Extract every line of the listing below and reproduce each one word for word, keeping the original order.
>>>>
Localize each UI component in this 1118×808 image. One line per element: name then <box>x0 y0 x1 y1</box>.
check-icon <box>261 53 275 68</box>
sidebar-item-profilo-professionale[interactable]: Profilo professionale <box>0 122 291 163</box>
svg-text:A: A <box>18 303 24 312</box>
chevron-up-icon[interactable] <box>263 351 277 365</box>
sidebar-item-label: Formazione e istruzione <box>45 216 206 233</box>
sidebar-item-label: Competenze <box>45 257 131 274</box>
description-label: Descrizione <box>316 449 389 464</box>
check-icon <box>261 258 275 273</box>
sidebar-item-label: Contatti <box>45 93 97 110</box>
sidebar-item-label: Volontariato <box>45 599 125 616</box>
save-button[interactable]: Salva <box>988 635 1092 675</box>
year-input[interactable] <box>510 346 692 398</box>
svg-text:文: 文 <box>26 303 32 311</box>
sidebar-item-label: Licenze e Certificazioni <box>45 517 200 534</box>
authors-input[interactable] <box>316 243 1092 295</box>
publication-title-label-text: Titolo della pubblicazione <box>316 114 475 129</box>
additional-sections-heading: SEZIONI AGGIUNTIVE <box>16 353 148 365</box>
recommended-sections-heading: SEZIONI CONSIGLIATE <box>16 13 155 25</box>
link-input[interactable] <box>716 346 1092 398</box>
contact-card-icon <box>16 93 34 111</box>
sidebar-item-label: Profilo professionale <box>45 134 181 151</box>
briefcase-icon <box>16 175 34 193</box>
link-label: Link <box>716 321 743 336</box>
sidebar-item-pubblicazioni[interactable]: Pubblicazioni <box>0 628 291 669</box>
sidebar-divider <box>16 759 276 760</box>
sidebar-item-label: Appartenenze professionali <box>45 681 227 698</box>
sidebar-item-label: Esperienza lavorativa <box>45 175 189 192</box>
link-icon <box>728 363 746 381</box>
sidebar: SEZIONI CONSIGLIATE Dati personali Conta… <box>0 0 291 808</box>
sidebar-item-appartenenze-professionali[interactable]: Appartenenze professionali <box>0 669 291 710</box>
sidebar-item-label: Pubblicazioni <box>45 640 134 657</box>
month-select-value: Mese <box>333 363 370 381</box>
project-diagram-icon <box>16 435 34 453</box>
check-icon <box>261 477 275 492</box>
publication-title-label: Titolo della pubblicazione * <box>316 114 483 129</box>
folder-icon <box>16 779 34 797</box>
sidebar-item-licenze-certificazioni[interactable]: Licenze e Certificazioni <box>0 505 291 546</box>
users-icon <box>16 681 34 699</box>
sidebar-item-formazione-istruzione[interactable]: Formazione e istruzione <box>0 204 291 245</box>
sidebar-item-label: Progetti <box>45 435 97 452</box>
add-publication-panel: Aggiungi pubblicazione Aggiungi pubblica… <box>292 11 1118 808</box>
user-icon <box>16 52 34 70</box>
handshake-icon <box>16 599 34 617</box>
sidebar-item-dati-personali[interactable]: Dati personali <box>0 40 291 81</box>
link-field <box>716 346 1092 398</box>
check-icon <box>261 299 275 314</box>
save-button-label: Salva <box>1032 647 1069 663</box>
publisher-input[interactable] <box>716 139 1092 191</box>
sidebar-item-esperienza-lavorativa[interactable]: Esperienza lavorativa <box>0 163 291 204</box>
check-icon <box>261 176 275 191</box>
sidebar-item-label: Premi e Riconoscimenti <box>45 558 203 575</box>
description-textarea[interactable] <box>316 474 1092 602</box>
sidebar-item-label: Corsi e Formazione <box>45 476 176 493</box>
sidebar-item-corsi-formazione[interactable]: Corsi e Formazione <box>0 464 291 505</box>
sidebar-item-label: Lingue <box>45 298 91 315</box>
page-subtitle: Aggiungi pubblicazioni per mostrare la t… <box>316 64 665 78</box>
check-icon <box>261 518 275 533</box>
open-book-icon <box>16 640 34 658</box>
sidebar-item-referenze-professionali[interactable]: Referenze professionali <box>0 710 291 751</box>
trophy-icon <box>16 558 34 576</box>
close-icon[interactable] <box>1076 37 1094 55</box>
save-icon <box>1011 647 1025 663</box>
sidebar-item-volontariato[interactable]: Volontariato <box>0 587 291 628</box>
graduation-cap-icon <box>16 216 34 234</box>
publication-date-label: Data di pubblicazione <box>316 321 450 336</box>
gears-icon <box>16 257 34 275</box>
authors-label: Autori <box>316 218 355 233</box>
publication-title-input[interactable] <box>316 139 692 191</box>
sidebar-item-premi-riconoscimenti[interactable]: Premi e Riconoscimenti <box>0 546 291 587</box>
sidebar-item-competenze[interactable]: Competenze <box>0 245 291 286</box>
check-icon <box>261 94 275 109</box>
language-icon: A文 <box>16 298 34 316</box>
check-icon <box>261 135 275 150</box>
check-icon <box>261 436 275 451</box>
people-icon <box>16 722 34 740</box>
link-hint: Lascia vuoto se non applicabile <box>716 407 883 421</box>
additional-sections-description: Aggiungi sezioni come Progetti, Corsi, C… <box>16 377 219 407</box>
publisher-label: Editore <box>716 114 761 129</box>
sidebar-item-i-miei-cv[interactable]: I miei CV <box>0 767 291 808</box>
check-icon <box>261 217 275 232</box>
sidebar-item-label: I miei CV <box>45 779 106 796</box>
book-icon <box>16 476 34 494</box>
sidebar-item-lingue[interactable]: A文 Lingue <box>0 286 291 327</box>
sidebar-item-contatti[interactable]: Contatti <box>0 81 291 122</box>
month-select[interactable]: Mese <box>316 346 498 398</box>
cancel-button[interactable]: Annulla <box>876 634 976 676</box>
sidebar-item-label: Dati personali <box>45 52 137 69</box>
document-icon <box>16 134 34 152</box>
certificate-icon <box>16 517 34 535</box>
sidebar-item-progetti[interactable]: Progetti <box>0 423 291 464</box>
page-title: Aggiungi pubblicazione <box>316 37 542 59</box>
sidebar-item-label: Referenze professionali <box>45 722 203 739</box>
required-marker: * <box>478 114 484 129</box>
<<<<
# Full output
Localize each UI component in this 1118×808 image. One line per element: name then <box>x0 y0 x1 y1</box>.
check-icon <box>261 53 275 68</box>
sidebar-item-profilo-professionale[interactable]: Profilo professionale <box>0 122 291 163</box>
svg-text:A: A <box>18 303 24 312</box>
chevron-up-icon[interactable] <box>263 351 277 365</box>
sidebar-item-label: Formazione e istruzione <box>45 216 206 233</box>
sidebar-item-label: Competenze <box>45 257 131 274</box>
description-label: Descrizione <box>316 449 389 464</box>
check-icon <box>261 258 275 273</box>
sidebar-item-label: Contatti <box>45 93 97 110</box>
sidebar-item-label: Volontariato <box>45 599 125 616</box>
save-button[interactable]: Salva <box>988 635 1092 675</box>
year-input[interactable] <box>510 346 692 398</box>
svg-text:文: 文 <box>26 303 32 311</box>
sidebar-item-label: Licenze e Certificazioni <box>45 517 200 534</box>
authors-input[interactable] <box>316 243 1092 295</box>
publication-title-label-text: Titolo della pubblicazione <box>316 114 475 129</box>
additional-sections-heading: SEZIONI AGGIUNTIVE <box>16 353 148 365</box>
recommended-sections-heading: SEZIONI CONSIGLIATE <box>16 13 155 25</box>
link-input[interactable] <box>716 346 1092 398</box>
contact-card-icon <box>16 93 34 111</box>
sidebar-item-label: Profilo professionale <box>45 134 181 151</box>
briefcase-icon <box>16 175 34 193</box>
link-label: Link <box>716 321 743 336</box>
sidebar-item-pubblicazioni[interactable]: Pubblicazioni <box>0 628 291 669</box>
sidebar-divider <box>16 759 276 760</box>
sidebar-item-label: Appartenenze professionali <box>45 681 227 698</box>
sidebar-item-label: Esperienza lavorativa <box>45 175 189 192</box>
link-icon <box>728 363 746 381</box>
sidebar: SEZIONI CONSIGLIATE Dati personali Conta… <box>0 0 291 808</box>
sidebar-item-appartenenze-professionali[interactable]: Appartenenze professionali <box>0 669 291 710</box>
sidebar-item-label: Pubblicazioni <box>45 640 134 657</box>
month-select-value: Mese <box>333 363 370 381</box>
project-diagram-icon <box>16 435 34 453</box>
check-icon <box>261 477 275 492</box>
publication-title-label: Titolo della pubblicazione * <box>316 114 483 129</box>
folder-icon <box>16 779 34 797</box>
sidebar-item-licenze-certificazioni[interactable]: Licenze e Certificazioni <box>0 505 291 546</box>
users-icon <box>16 681 34 699</box>
sidebar-item-formazione-istruzione[interactable]: Formazione e istruzione <box>0 204 291 245</box>
sidebar-item-label: Progetti <box>45 435 97 452</box>
add-publication-panel: Aggiungi pubblicazione Aggiungi pubblica… <box>292 11 1118 808</box>
user-icon <box>16 52 34 70</box>
handshake-icon <box>16 599 34 617</box>
sidebar-item-dati-personali[interactable]: Dati personali <box>0 40 291 81</box>
link-field <box>716 346 1092 398</box>
check-icon <box>261 299 275 314</box>
save-button-label: Salva <box>1032 647 1069 663</box>
publisher-input[interactable] <box>716 139 1092 191</box>
sidebar-item-esperienza-lavorativa[interactable]: Esperienza lavorativa <box>0 163 291 204</box>
check-icon <box>261 176 275 191</box>
sidebar-item-label: Premi e Riconoscimenti <box>45 558 203 575</box>
description-textarea[interactable] <box>316 474 1092 602</box>
sidebar-item-label: Corsi e Formazione <box>45 476 176 493</box>
sidebar-item-corsi-formazione[interactable]: Corsi e Formazione <box>0 464 291 505</box>
sidebar-item-label: Lingue <box>45 298 91 315</box>
page-subtitle: Aggiungi pubblicazioni per mostrare la t… <box>316 64 665 78</box>
check-icon <box>261 518 275 533</box>
open-book-icon <box>16 640 34 658</box>
sidebar-item-referenze-professionali[interactable]: Referenze professionali <box>0 710 291 751</box>
trophy-icon <box>16 558 34 576</box>
close-icon[interactable] <box>1076 37 1094 55</box>
save-icon <box>1011 647 1025 663</box>
sidebar-item-volontariato[interactable]: Volontariato <box>0 587 291 628</box>
graduation-cap-icon <box>16 216 34 234</box>
publication-date-label: Data di pubblicazione <box>316 321 450 336</box>
gears-icon <box>16 257 34 275</box>
authors-label: Autori <box>316 218 355 233</box>
publication-title-input[interactable] <box>316 139 692 191</box>
sidebar-item-premi-riconoscimenti[interactable]: Premi e Riconoscimenti <box>0 546 291 587</box>
sidebar-item-competenze[interactable]: Competenze <box>0 245 291 286</box>
check-icon <box>261 94 275 109</box>
language-icon: A文 <box>16 298 34 316</box>
check-icon <box>261 135 275 150</box>
check-icon <box>261 436 275 451</box>
people-icon <box>16 722 34 740</box>
link-hint: Lascia vuoto se non applicabile <box>716 407 883 421</box>
additional-sections-description: Aggiungi sezioni come Progetti, Corsi, C… <box>16 377 219 407</box>
publisher-label: Editore <box>716 114 761 129</box>
sidebar-item-i-miei-cv[interactable]: I miei CV <box>0 767 291 808</box>
check-icon <box>261 217 275 232</box>
sidebar-item-label: I miei CV <box>45 779 106 796</box>
book-icon <box>16 476 34 494</box>
sidebar-item-lingue[interactable]: A文 Lingue <box>0 286 291 327</box>
sidebar-item-contatti[interactable]: Contatti <box>0 81 291 122</box>
month-select[interactable]: Mese <box>316 346 498 398</box>
cancel-button[interactable]: Annulla <box>876 634 976 676</box>
sidebar-item-label: Dati personali <box>45 52 137 69</box>
document-icon <box>16 134 34 152</box>
certificate-icon <box>16 517 34 535</box>
sidebar-item-progetti[interactable]: Progetti <box>0 423 291 464</box>
page-title: Aggiungi pubblicazione <box>316 37 542 59</box>
sidebar-item-label: Referenze professionali <box>45 722 203 739</box>
required-marker: * <box>478 114 484 129</box>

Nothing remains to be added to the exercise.